> **What needs to be done**:
Everything in the data should be repeated exactly, save for the images.

------------------------------------

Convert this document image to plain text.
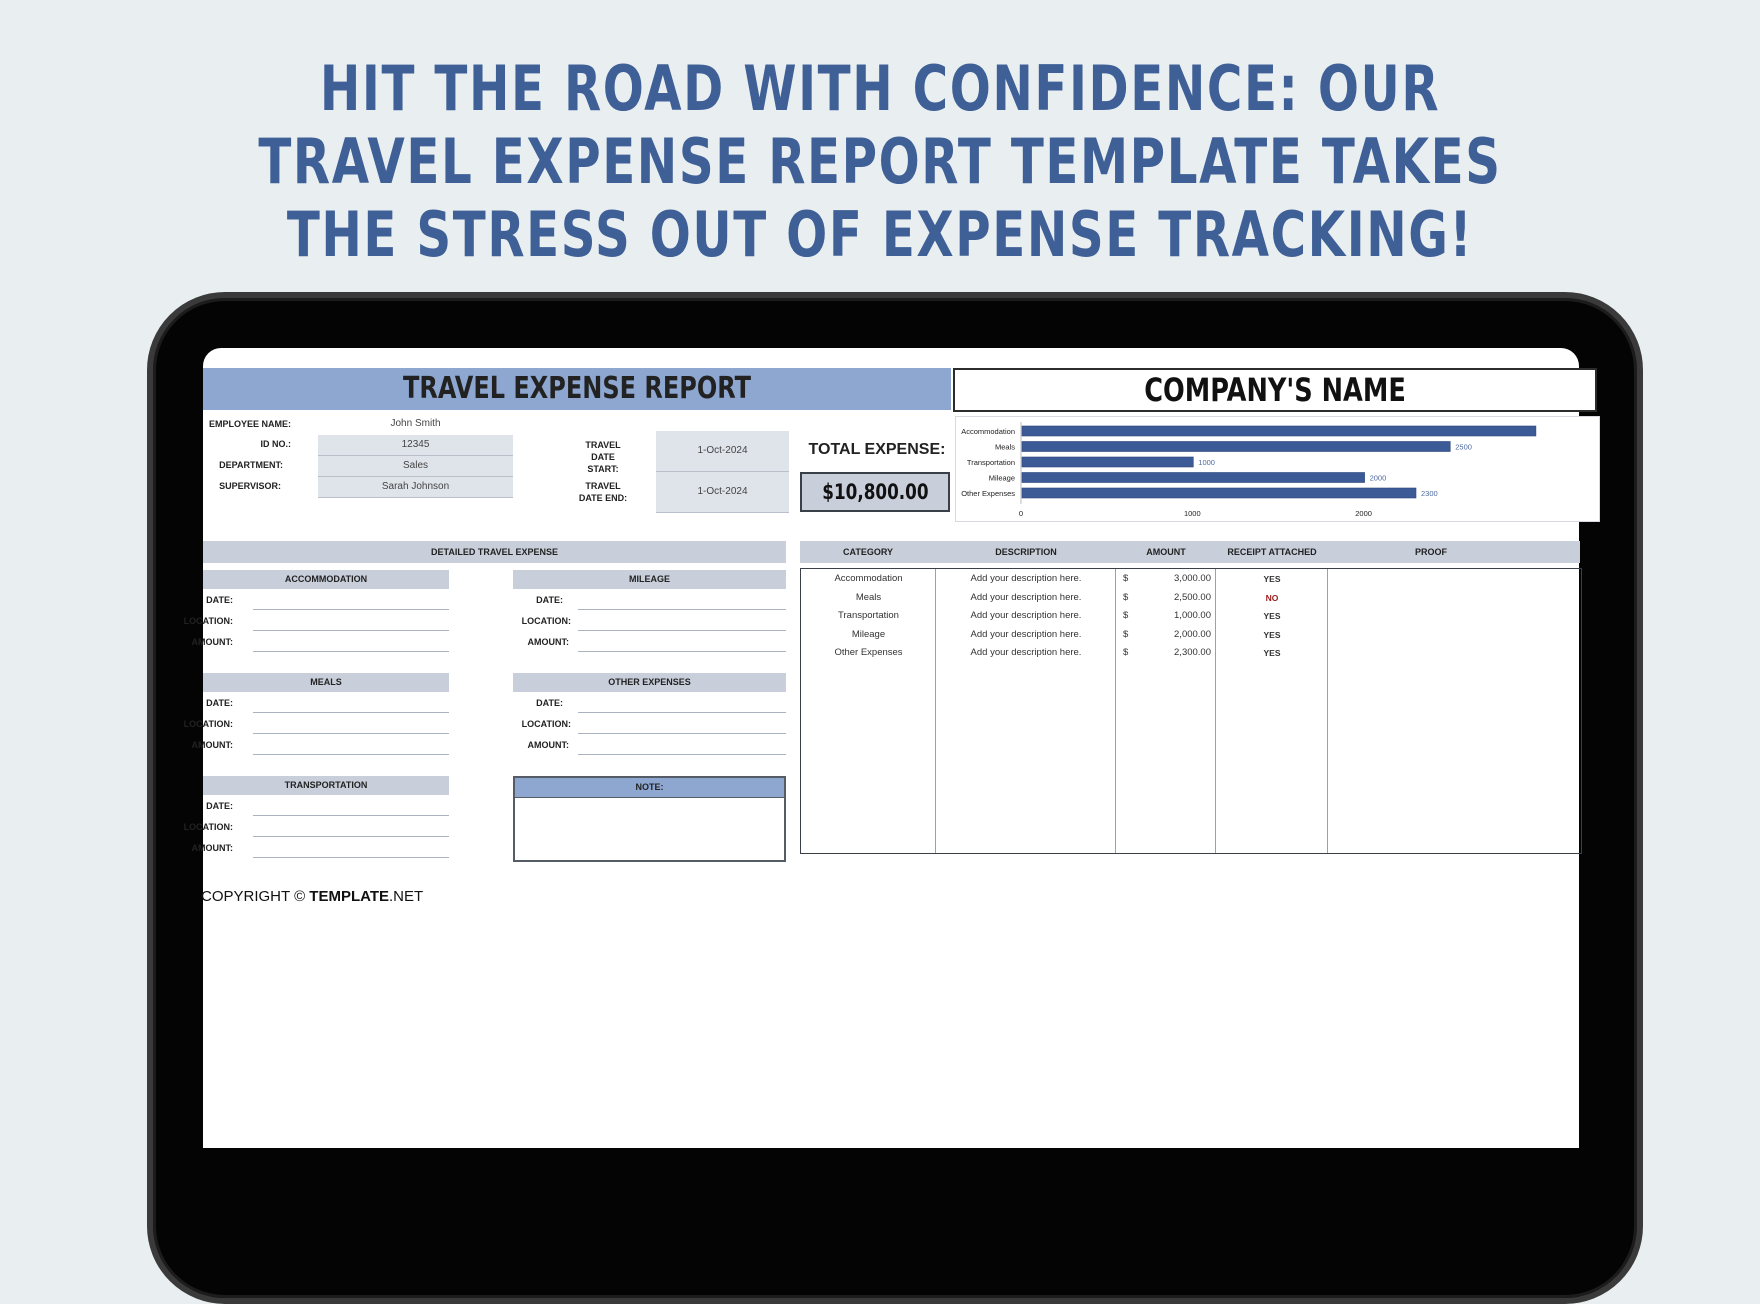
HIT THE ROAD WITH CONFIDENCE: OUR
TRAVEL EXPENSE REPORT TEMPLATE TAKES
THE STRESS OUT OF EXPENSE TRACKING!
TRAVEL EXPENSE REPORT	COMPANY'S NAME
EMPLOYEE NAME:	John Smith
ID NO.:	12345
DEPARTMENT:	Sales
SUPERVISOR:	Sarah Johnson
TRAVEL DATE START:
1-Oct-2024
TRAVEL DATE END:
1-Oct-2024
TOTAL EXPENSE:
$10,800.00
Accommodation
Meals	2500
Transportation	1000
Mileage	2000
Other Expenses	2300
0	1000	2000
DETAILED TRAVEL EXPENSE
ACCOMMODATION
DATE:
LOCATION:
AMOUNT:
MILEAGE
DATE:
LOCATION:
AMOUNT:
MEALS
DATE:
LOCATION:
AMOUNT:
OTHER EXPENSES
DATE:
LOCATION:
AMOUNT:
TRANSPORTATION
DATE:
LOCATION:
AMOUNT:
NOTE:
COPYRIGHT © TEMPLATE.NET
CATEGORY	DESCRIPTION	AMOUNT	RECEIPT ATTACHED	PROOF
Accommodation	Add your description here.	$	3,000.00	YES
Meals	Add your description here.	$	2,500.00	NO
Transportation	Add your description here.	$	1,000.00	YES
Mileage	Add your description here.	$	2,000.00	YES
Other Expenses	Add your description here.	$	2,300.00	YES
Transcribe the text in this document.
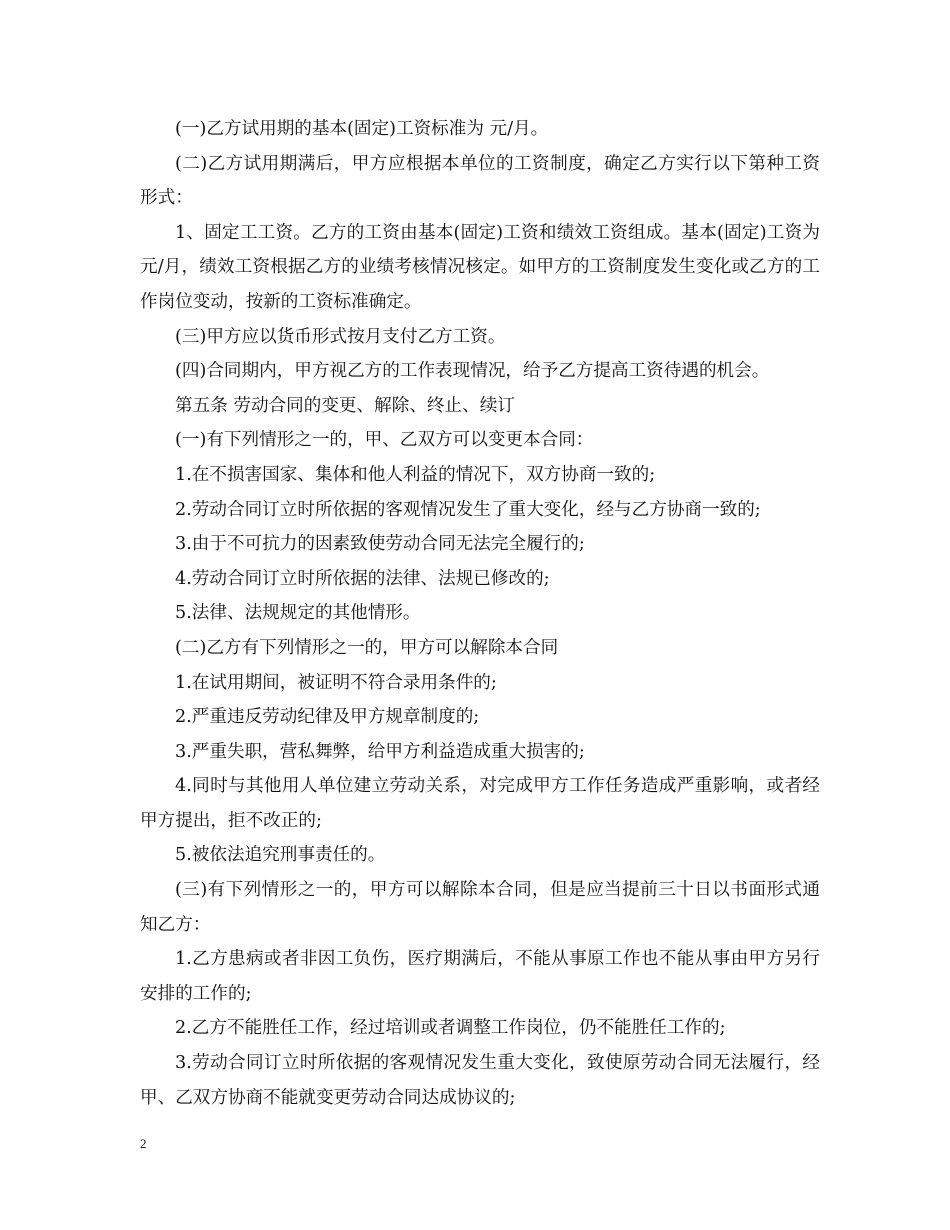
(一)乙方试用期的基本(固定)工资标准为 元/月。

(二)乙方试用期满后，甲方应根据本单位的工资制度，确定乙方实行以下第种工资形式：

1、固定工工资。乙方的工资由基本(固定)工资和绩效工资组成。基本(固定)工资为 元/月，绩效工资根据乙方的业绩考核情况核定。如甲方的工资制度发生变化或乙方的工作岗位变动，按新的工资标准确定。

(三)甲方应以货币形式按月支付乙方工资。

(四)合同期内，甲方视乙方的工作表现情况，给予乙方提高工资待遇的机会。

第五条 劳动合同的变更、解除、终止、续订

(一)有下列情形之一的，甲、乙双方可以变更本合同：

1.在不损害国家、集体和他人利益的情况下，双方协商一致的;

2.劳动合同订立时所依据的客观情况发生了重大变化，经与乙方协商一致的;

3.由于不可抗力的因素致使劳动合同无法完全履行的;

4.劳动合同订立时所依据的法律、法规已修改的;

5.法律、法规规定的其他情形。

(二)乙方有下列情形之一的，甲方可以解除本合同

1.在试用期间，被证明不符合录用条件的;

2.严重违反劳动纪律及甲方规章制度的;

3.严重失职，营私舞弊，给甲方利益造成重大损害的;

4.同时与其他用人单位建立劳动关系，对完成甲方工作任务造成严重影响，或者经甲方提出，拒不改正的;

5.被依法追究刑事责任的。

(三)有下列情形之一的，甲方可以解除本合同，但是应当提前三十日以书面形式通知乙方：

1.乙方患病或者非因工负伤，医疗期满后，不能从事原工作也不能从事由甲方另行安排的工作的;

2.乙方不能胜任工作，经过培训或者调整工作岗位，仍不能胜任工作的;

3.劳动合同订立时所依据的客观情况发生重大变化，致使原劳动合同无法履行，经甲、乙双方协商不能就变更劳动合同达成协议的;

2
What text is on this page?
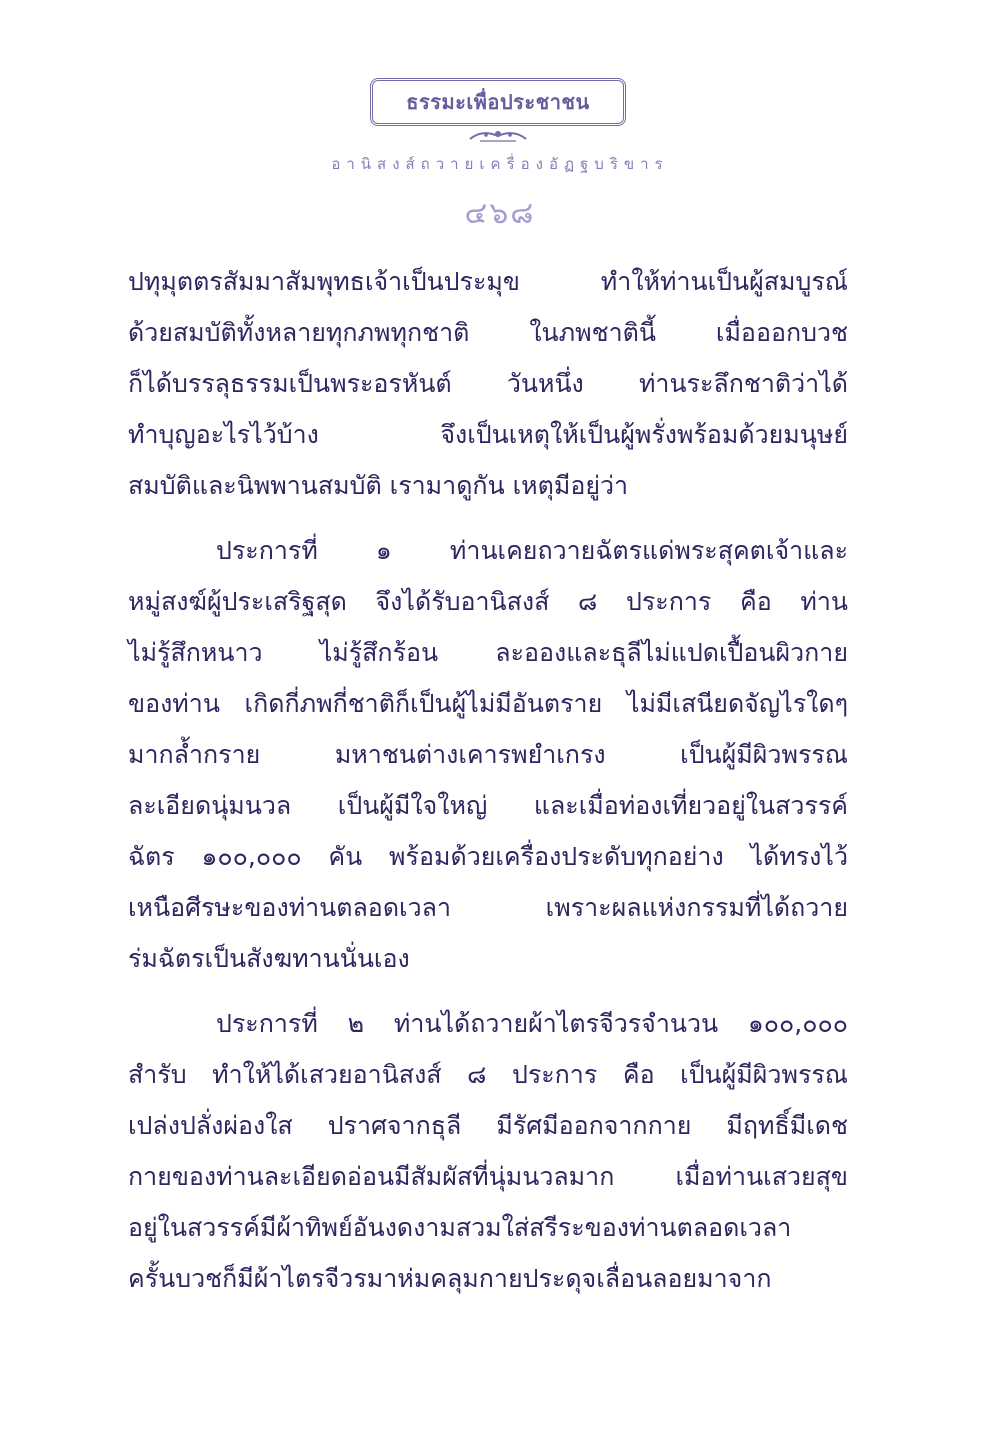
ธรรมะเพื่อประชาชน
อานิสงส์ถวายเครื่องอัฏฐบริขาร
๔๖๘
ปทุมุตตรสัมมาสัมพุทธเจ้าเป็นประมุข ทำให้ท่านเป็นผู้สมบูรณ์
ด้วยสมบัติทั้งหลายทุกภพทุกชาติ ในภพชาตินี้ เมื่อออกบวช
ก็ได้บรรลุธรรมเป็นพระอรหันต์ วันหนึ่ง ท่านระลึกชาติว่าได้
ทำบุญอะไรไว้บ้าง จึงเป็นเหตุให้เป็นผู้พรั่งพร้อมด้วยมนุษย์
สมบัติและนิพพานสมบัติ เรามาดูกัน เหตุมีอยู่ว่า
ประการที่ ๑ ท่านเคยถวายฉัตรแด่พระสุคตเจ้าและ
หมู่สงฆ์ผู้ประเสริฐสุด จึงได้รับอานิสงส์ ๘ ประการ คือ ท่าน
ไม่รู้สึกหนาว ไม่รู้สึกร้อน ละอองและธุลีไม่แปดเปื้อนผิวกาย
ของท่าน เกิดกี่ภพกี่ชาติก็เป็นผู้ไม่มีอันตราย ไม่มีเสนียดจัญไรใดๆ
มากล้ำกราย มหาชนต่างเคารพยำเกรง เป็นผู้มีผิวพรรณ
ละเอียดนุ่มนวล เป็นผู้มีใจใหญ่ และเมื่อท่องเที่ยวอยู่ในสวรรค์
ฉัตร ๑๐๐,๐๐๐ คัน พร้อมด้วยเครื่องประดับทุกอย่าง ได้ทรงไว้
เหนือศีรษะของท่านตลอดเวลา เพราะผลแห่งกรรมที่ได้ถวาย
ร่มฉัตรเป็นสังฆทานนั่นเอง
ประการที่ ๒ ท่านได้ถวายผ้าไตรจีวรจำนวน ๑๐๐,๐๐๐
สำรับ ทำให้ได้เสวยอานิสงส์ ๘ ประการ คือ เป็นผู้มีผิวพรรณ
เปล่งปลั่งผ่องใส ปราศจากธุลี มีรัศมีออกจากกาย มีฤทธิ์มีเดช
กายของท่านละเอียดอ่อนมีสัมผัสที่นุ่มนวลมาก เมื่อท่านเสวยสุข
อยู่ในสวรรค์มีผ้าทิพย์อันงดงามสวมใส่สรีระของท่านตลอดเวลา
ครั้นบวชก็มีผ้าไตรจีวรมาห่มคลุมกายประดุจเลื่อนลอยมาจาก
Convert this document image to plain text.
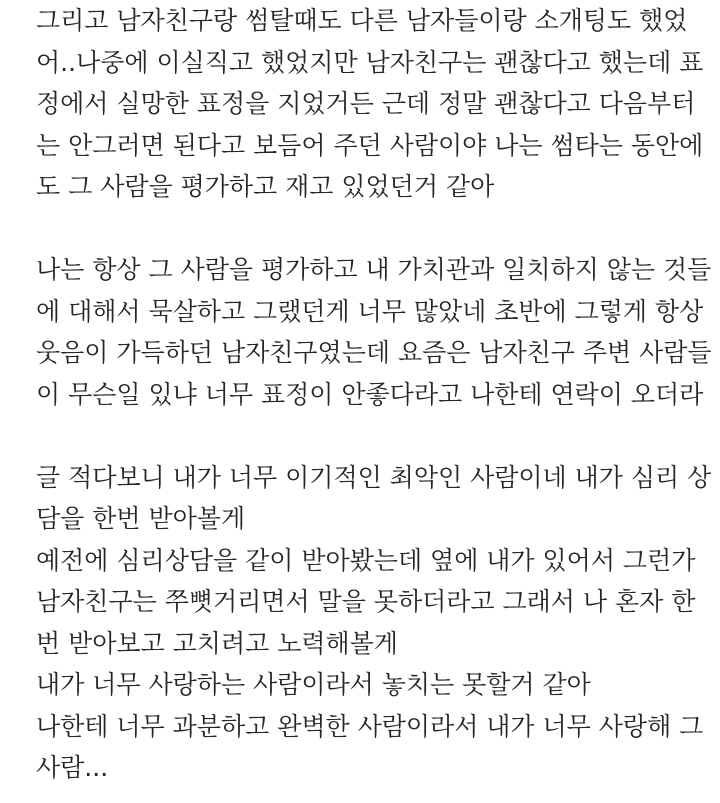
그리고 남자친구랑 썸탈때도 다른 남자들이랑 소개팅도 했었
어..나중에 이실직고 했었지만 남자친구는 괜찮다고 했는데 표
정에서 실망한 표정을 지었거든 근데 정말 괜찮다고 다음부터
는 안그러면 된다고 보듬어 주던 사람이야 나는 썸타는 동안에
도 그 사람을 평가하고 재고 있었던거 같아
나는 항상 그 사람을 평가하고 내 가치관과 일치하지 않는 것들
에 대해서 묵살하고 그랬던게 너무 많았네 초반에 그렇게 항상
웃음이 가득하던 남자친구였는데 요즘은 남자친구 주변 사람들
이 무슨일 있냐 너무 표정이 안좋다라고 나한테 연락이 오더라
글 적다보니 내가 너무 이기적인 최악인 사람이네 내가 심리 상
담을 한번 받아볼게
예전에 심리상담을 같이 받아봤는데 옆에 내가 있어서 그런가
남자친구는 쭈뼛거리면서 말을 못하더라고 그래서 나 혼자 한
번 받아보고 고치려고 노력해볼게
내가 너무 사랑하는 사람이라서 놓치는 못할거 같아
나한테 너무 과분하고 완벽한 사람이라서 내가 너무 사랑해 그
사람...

------------------------------------

> **Full solution**:
Convert this document image to plain text.
HIT THE ROAD WITH CONFIDENCE: OUR
TRAVEL EXPENSE REPORT TEMPLATE TAKES
THE STRESS OUT OF EXPENSE TRACKING!
TRAVEL EXPENSE REPORT	COMPANY'S NAME
EMPLOYEE NAME:	John Smith
ID NO.:	12345
DEPARTMENT:	Sales
SUPERVISOR:	Sarah Johnson
TRAVEL DATE START:
1-Oct-2024
TRAVEL DATE END:
1-Oct-2024
TOTAL EXPENSE:
$10,800.00
Accommodation
Meals	2500
Transportation	1000
Mileage	2000
Other Expenses	2300
0	1000	2000
DETAILED TRAVEL EXPENSE
ACCOMMODATION
DATE:
LOCATION:
AMOUNT:
MILEAGE
DATE:
LOCATION:
AMOUNT:
MEALS
DATE:
LOCATION:
AMOUNT:
OTHER EXPENSES
DATE:
LOCATION:
AMOUNT:
TRANSPORTATION
DATE:
LOCATION:
AMOUNT:
NOTE:
COPYRIGHT © TEMPLATE.NET
CATEGORY	DESCRIPTION	AMOUNT	RECEIPT ATTACHED	PROOF
Accommodation	Add your description here.	$	3,000.00	YES
Meals	Add your description here.	$	2,500.00	NO
Transportation	Add your description here.	$	1,000.00	YES
Mileage	Add your description here.	$	2,000.00	YES
Other Expenses	Add your description here.	$	2,300.00	YES
Transcribe the text in this document.
(一)乙方试用期的基本(固定)工资标准为 元/月。

(二)乙方试用期满后，甲方应根据本单位的工资制度，确定乙方实行以下第种工资形式：

1、固定工工资。乙方的工资由基本(固定)工资和绩效工资组成。基本(固定)工资为 元/月，绩效工资根据乙方的业绩考核情况核定。如甲方的工资制度发生变化或乙方的工作岗位变动，按新的工资标准确定。

(三)甲方应以货币形式按月支付乙方工资。

(四)合同期内，甲方视乙方的工作表现情况，给予乙方提高工资待遇的机会。

第五条 劳动合同的变更、解除、终止、续订

(一)有下列情形之一的，甲、乙双方可以变更本合同：

1.在不损害国家、集体和他人利益的情况下，双方协商一致的;

2.劳动合同订立时所依据的客观情况发生了重大变化，经与乙方协商一致的;

3.由于不可抗力的因素致使劳动合同无法完全履行的;

4.劳动合同订立时所依据的法律、法规已修改的;

5.法律、法规规定的其他情形。

(二)乙方有下列情形之一的，甲方可以解除本合同

1.在试用期间，被证明不符合录用条件的;

2.严重违反劳动纪律及甲方规章制度的;

3.严重失职，营私舞弊，给甲方利益造成重大损害的;

4.同时与其他用人单位建立劳动关系，对完成甲方工作任务造成严重影响，或者经甲方提出，拒不改正的;

5.被依法追究刑事责任的。

(三)有下列情形之一的，甲方可以解除本合同，但是应当提前三十日以书面形式通知乙方：

1.乙方患病或者非因工负伤，医疗期满后，不能从事原工作也不能从事由甲方另行安排的工作的;

2.乙方不能胜任工作，经过培训或者调整工作岗位，仍不能胜任工作的;

3.劳动合同订立时所依据的客观情况发生重大变化，致使原劳动合同无法履行，经甲、乙双方协商不能就变更劳动合同达成协议的;

2
What text is on this page?
ธรรมะเพื่อประชาชน
อานิสงส์ถวายเครื่องอัฏฐบริขาร
๔๖๘
ปทุมุตตรสัมมาสัมพุทธเจ้าเป็นประมุข ทำให้ท่านเป็นผู้สมบูรณ์
ด้วยสมบัติทั้งหลายทุกภพทุกชาติ ในภพชาตินี้ เมื่อออกบวช
ก็ได้บรรลุธรรมเป็นพระอรหันต์ วันหนึ่ง ท่านระลึกชาติว่าได้
ทำบุญอะไรไว้บ้าง จึงเป็นเหตุให้เป็นผู้พรั่งพร้อมด้วยมนุษย์
สมบัติและนิพพานสมบัติ เรามาดูกัน เหตุมีอยู่ว่า
ประการที่ ๑ ท่านเคยถวายฉัตรแด่พระสุคตเจ้าและ
หมู่สงฆ์ผู้ประเสริฐสุด จึงได้รับอานิสงส์ ๘ ประการ คือ ท่าน
ไม่รู้สึกหนาว ไม่รู้สึกร้อน ละอองและธุลีไม่แปดเปื้อนผิวกาย
ของท่าน เกิดกี่ภพกี่ชาติก็เป็นผู้ไม่มีอันตราย ไม่มีเสนียดจัญไรใดๆ
มากล้ำกราย มหาชนต่างเคารพยำเกรง เป็นผู้มีผิวพรรณ
ละเอียดนุ่มนวล เป็นผู้มีใจใหญ่ และเมื่อท่องเที่ยวอยู่ในสวรรค์
ฉัตร ๑๐๐,๐๐๐ คัน พร้อมด้วยเครื่องประดับทุกอย่าง ได้ทรงไว้
เหนือศีรษะของท่านตลอดเวลา เพราะผลแห่งกรรมที่ได้ถวาย
ร่มฉัตรเป็นสังฆทานนั่นเอง
ประการที่ ๒ ท่านได้ถวายผ้าไตรจีวรจำนวน ๑๐๐,๐๐๐
สำรับ ทำให้ได้เสวยอานิสงส์ ๘ ประการ คือ เป็นผู้มีผิวพรรณ
เปล่งปลั่งผ่องใส ปราศจากธุลี มีรัศมีออกจากกาย มีฤทธิ์มีเดช
กายของท่านละเอียดอ่อนมีสัมผัสที่นุ่มนวลมาก เมื่อท่านเสวยสุข
อยู่ในสวรรค์มีผ้าทิพย์อันงดงามสวมใส่สรีระของท่านตลอดเวลา
ครั้นบวชก็มีผ้าไตรจีวรมาห่มคลุมกายประดุจเลื่อนลอยมาจาก
Convert this document image to plain text.
그리고 남자친구랑 썸탈때도 다른 남자들이랑 소개팅도 했었
어..나중에 이실직고 했었지만 남자친구는 괜찮다고 했는데 표
정에서 실망한 표정을 지었거든 근데 정말 괜찮다고 다음부터
는 안그러면 된다고 보듬어 주던 사람이야 나는 썸타는 동안에
도 그 사람을 평가하고 재고 있었던거 같아
나는 항상 그 사람을 평가하고 내 가치관과 일치하지 않는 것들
에 대해서 묵살하고 그랬던게 너무 많았네 초반에 그렇게 항상
웃음이 가득하던 남자친구였는데 요즘은 남자친구 주변 사람들
이 무슨일 있냐 너무 표정이 안좋다라고 나한테 연락이 오더라
글 적다보니 내가 너무 이기적인 최악인 사람이네 내가 심리 상
담을 한번 받아볼게
예전에 심리상담을 같이 받아봤는데 옆에 내가 있어서 그런가
남자친구는 쭈뼛거리면서 말을 못하더라고 그래서 나 혼자 한
번 받아보고 고치려고 노력해볼게
내가 너무 사랑하는 사람이라서 놓치는 못할거 같아
나한테 너무 과분하고 완벽한 사람이라서 내가 너무 사랑해 그
사람...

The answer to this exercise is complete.